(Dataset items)
..............................

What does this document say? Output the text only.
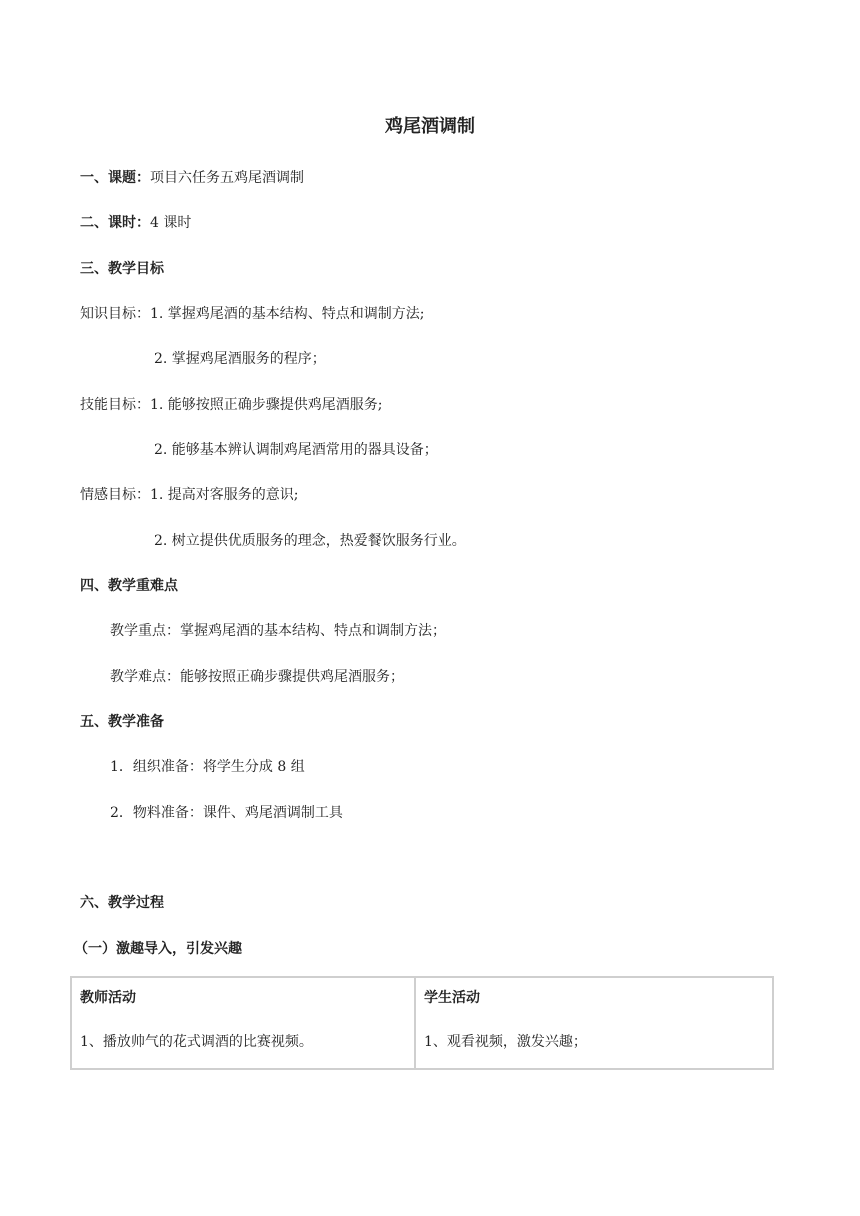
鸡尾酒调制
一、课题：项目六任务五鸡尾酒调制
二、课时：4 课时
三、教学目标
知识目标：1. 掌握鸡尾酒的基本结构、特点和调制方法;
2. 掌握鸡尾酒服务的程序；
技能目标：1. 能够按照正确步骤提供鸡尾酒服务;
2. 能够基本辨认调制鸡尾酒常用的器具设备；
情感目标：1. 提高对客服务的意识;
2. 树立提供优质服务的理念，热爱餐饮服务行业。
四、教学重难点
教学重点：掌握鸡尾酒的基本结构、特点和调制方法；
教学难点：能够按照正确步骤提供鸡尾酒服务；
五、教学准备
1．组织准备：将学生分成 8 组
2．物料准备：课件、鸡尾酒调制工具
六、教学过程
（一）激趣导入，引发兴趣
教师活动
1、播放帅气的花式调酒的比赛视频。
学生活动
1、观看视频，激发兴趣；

..............................

**What you will do**
Transcribe the records above exactly as they appear, leaving out any pictures.

**The solution**
What does this document say? Output the text only.
鸡尾酒调制
一、课题：项目六任务五鸡尾酒调制
二、课时：4 课时
三、教学目标
知识目标：1. 掌握鸡尾酒的基本结构、特点和调制方法;
2. 掌握鸡尾酒服务的程序；
技能目标：1. 能够按照正确步骤提供鸡尾酒服务;
2. 能够基本辨认调制鸡尾酒常用的器具设备；
情感目标：1. 提高对客服务的意识;
2. 树立提供优质服务的理念，热爱餐饮服务行业。
四、教学重难点
教学重点：掌握鸡尾酒的基本结构、特点和调制方法；
教学难点：能够按照正确步骤提供鸡尾酒服务；
五、教学准备
1．组织准备：将学生分成 8 组
2．物料准备：课件、鸡尾酒调制工具
六、教学过程
（一）激趣导入，引发兴趣
教师活动
1、播放帅气的花式调酒的比赛视频。
学生活动
1、观看视频，激发兴趣；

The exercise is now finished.